■ **What is needed**
Copy out in full every line of the entries that contains the string "index".

■ **Data to use**

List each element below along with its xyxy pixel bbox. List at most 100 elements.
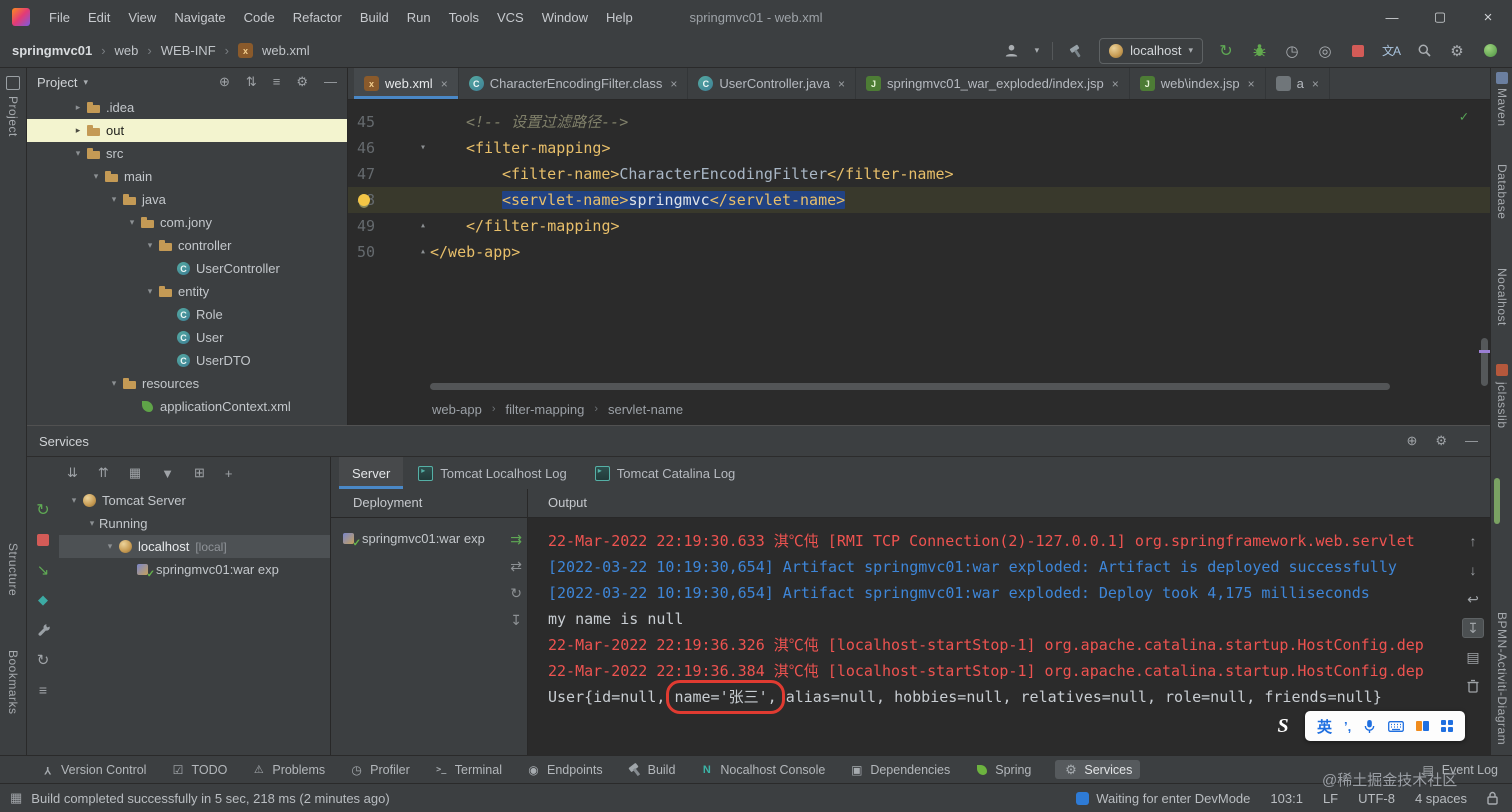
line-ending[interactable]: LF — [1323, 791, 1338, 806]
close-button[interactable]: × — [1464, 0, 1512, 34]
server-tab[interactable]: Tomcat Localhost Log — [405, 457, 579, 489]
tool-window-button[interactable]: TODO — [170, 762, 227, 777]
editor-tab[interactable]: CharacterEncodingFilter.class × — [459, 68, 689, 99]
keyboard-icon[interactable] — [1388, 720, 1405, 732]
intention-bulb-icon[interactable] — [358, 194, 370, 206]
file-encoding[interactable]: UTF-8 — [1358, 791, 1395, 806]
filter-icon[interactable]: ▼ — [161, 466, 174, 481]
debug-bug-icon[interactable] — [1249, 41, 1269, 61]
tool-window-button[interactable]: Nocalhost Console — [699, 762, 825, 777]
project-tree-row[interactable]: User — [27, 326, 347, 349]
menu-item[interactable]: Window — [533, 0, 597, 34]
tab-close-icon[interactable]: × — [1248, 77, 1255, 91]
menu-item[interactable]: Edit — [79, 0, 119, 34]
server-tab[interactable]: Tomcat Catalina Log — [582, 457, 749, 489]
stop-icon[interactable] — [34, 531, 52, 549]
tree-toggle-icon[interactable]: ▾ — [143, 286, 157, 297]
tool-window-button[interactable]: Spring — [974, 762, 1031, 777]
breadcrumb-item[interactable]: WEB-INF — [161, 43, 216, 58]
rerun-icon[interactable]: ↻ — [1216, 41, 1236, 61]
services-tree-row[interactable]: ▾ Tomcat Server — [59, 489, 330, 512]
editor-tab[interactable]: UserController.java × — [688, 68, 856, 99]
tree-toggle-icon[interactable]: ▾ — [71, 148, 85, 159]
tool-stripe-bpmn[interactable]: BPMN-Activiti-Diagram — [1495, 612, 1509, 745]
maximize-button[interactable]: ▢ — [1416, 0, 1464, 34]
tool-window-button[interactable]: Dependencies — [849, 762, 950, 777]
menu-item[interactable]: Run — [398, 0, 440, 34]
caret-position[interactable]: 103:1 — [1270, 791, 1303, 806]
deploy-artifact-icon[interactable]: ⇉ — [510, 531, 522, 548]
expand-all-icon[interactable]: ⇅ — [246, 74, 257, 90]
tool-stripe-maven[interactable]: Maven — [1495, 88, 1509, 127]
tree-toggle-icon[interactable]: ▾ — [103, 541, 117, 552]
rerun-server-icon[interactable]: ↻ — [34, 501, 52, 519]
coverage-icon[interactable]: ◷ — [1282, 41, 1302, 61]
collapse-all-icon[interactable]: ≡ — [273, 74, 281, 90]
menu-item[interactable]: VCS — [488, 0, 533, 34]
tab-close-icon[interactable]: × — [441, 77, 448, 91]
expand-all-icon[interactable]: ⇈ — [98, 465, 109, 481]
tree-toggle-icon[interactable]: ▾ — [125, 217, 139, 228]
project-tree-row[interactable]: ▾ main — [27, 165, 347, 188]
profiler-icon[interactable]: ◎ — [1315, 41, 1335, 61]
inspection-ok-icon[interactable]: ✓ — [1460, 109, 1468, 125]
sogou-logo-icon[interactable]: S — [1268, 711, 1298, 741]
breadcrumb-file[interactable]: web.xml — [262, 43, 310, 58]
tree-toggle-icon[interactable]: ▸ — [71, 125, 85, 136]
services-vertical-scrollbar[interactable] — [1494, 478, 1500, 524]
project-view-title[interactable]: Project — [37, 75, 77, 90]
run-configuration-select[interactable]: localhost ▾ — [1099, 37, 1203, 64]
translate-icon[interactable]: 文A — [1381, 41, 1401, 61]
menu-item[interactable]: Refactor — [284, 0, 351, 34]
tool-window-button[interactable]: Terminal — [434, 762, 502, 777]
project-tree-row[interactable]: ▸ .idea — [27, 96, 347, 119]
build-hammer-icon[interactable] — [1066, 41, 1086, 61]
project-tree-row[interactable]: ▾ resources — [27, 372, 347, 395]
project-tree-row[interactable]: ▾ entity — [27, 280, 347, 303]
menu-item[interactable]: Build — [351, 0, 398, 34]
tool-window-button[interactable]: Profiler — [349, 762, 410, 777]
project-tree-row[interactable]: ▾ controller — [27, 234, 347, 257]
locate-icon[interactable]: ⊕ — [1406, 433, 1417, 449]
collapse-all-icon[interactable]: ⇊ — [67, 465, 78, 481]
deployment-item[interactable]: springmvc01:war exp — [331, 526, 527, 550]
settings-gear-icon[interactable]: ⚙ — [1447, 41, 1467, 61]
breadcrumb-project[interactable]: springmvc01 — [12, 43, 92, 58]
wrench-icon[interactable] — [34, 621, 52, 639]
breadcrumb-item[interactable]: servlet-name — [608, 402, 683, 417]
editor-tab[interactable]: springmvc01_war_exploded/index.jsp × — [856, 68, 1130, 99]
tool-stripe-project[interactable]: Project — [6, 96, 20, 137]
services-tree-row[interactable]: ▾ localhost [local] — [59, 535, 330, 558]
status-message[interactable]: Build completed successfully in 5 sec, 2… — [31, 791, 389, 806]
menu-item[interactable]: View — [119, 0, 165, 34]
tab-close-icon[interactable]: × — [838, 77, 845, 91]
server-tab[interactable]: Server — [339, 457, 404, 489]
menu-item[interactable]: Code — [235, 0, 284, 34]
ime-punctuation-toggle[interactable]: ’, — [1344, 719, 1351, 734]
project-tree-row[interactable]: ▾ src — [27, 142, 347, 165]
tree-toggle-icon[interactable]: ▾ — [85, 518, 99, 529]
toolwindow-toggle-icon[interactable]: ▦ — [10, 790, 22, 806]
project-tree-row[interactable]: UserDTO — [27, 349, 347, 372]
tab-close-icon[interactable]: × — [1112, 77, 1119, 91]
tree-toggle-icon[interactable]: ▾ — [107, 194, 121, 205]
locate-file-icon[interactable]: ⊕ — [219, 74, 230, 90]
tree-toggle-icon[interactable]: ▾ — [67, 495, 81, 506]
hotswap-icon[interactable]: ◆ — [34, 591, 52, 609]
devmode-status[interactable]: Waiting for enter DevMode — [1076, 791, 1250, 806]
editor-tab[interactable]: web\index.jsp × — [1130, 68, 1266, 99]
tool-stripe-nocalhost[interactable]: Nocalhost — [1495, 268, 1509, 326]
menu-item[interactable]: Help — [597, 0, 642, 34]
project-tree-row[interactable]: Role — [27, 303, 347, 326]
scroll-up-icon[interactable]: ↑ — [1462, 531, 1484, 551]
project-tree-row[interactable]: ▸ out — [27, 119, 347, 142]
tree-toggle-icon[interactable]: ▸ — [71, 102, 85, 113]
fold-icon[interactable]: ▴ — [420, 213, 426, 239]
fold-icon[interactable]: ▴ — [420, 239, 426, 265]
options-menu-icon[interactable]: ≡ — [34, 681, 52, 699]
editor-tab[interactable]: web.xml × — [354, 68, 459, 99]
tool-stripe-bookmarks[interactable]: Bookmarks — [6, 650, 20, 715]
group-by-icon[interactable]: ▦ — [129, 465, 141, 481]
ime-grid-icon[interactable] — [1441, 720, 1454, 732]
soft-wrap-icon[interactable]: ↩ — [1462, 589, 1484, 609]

■ **The answer**
editor-tab[interactable]: springmvc01_war_exploded/index.jsp × — [856, 68, 1130, 99]
editor-tab[interactable]: web\index.jsp × — [1130, 68, 1266, 99]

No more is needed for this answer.